| What you need to do |
Every line that holds "selected" should be shown.

| Provided data |
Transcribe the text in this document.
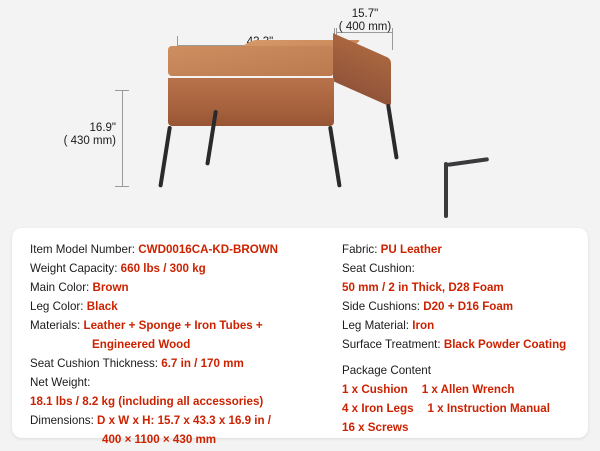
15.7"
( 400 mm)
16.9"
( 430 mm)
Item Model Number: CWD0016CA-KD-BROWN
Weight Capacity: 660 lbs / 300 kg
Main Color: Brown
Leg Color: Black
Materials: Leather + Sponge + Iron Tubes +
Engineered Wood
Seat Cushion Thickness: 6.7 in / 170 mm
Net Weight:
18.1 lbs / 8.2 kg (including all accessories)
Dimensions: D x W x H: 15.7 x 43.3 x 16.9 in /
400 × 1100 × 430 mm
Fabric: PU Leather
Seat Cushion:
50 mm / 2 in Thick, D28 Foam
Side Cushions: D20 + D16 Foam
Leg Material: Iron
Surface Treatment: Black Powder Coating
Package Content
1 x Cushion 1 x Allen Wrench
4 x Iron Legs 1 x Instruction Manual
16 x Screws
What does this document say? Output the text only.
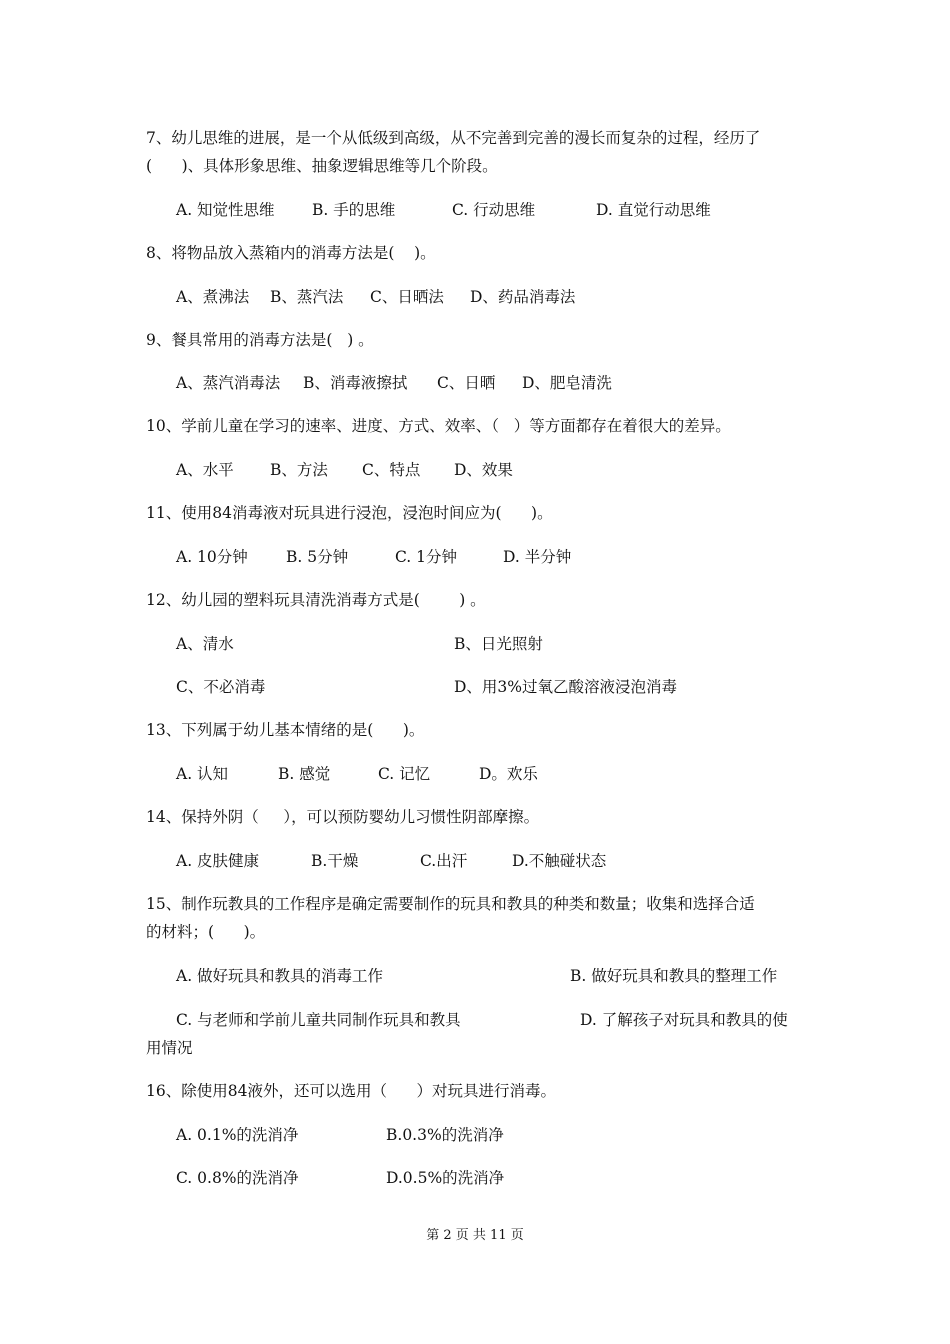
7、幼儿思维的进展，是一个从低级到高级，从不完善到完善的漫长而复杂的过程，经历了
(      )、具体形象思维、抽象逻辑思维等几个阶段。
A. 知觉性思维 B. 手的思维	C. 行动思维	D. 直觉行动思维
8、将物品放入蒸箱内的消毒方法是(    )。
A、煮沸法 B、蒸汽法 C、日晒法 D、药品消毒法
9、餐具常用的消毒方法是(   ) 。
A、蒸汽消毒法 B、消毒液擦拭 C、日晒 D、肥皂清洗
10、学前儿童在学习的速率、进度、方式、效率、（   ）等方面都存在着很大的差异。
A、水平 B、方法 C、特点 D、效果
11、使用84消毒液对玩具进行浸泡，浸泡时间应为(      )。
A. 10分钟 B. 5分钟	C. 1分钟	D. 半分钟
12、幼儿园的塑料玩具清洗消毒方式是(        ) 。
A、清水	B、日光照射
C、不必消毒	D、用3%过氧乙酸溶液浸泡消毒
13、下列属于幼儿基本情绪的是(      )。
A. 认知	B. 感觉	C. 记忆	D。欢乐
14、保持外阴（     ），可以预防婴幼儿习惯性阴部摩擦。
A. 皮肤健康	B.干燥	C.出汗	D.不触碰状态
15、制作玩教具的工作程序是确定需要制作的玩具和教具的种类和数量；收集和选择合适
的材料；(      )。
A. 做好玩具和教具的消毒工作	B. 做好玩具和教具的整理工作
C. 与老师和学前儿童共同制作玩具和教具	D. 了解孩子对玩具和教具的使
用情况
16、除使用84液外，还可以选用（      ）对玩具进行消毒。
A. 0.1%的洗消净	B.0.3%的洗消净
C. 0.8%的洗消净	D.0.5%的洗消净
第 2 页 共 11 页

* * *

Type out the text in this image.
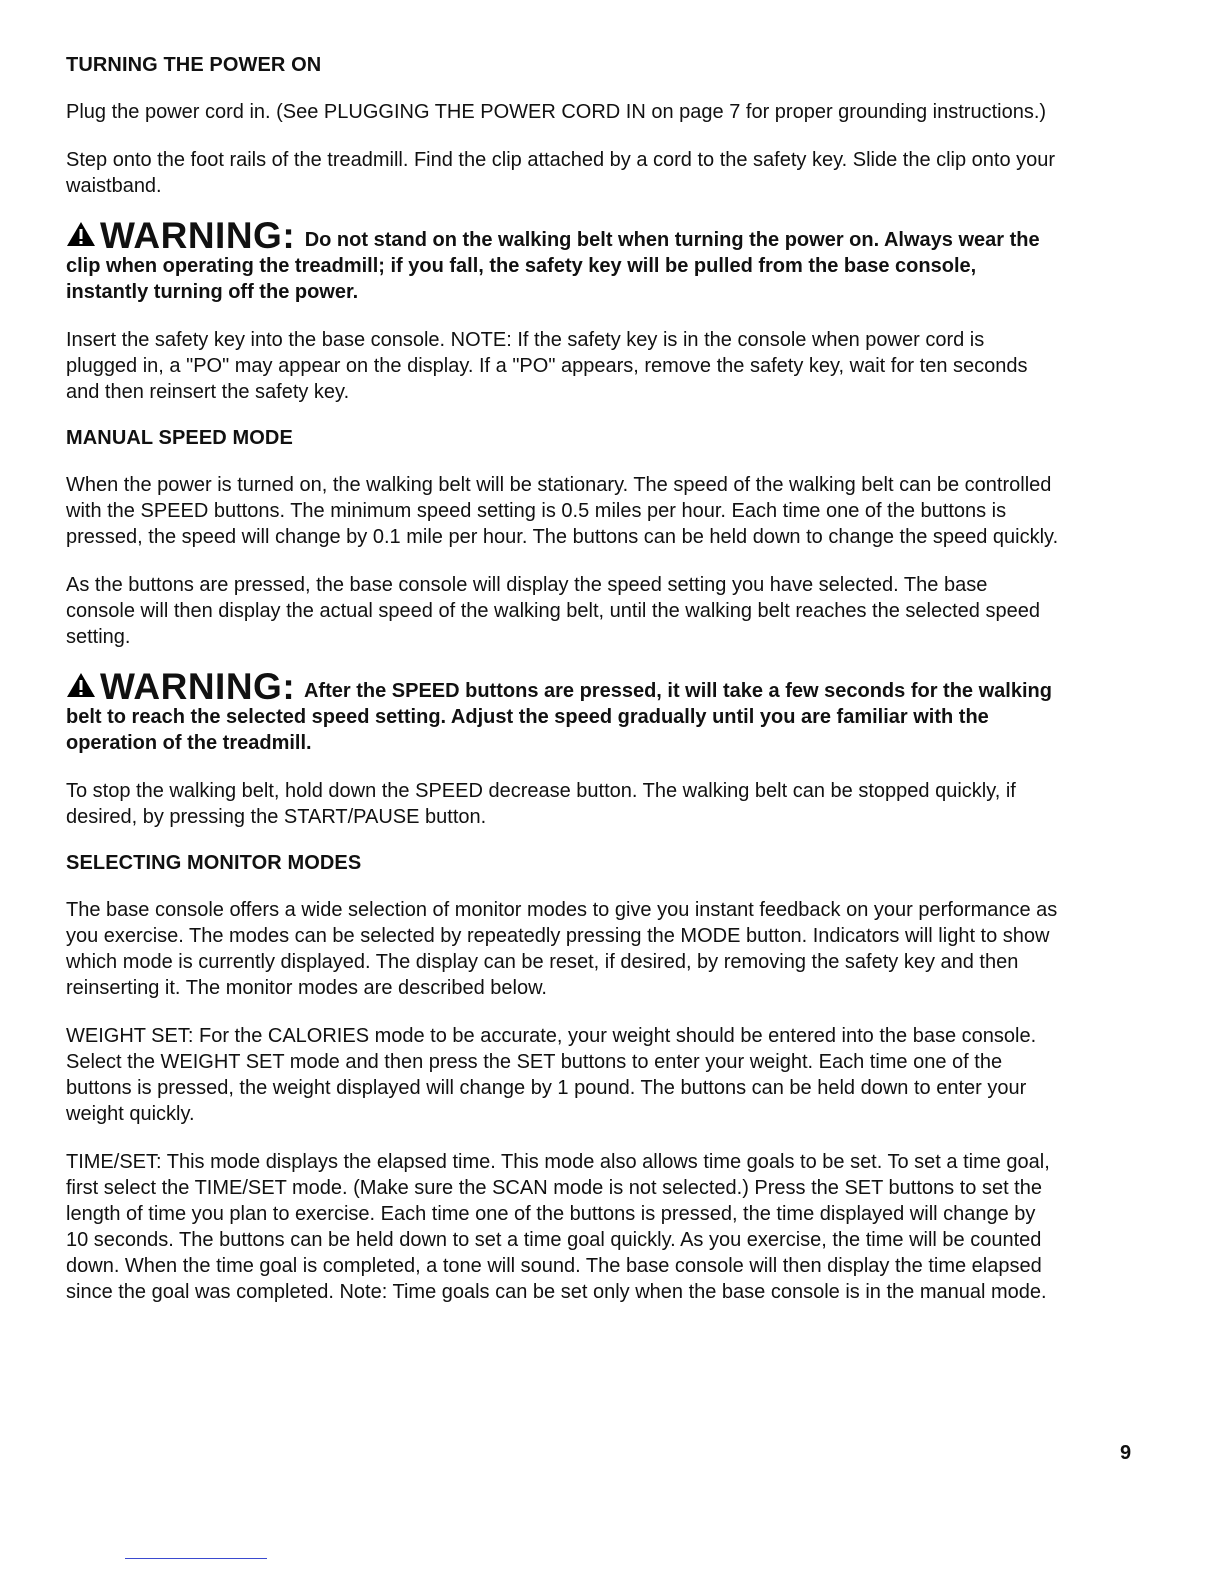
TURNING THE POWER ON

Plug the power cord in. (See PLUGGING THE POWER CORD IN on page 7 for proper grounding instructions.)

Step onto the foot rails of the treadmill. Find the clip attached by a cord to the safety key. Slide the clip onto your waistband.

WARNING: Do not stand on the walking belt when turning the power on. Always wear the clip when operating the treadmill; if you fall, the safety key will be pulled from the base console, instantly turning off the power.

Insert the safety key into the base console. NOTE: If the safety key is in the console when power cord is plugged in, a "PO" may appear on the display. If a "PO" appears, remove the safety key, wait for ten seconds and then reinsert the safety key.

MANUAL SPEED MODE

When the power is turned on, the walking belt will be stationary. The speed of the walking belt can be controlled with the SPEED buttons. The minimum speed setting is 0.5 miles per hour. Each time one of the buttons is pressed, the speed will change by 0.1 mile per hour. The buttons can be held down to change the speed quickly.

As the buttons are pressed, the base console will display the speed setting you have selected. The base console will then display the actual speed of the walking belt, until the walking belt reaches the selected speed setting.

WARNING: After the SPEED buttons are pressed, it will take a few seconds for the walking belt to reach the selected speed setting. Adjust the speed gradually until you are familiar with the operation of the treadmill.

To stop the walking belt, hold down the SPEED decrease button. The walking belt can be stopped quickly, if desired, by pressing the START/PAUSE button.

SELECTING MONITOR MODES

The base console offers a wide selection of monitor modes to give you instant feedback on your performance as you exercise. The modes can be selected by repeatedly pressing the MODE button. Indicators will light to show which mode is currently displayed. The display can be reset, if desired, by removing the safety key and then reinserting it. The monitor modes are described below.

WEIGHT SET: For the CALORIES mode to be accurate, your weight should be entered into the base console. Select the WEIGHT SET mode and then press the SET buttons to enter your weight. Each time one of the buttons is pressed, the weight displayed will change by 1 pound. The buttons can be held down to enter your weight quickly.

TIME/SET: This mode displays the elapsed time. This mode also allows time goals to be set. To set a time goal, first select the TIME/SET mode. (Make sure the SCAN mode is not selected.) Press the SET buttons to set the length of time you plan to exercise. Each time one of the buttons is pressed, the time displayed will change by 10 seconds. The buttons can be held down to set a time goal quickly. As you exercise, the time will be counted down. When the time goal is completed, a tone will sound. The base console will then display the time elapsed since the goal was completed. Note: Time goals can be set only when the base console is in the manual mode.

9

| Output for this task |
As the buttons are pressed, the base console will display the speed setting you have selected. The base console will then display the actual speed of the walking belt, until the walking belt reaches the selected speed setting.
WARNING: After the SPEED buttons are pressed, it will take a few seconds for the walking belt to reach the selected speed setting. Adjust the speed gradually until you are familiar with the operation of the treadmill.
The base console offers a wide selection of monitor modes to give you instant feedback on your performance as you exercise. The modes can be selected by repeatedly pressing the MODE button. Indicators will light to show which mode is currently displayed. The display can be reset, if desired, by removing the safety key and then reinserting it. The monitor modes are described below.
TIME/SET: This mode displays the elapsed time. This mode also allows time goals to be set. To set a time goal, first select the TIME/SET mode. (Make sure the SCAN mode is not selected.) Press the SET buttons to set the length of time you plan to exercise. Each time one of the buttons is pressed, the time displayed will change by 10 seconds. The buttons can be held down to set a time goal quickly. As you exercise, the time will be counted down. When the time goal is completed, a tone will sound. The base console will then display the time elapsed since the goal was completed. Note: Time goals can be set only when the base console is in the manual mode.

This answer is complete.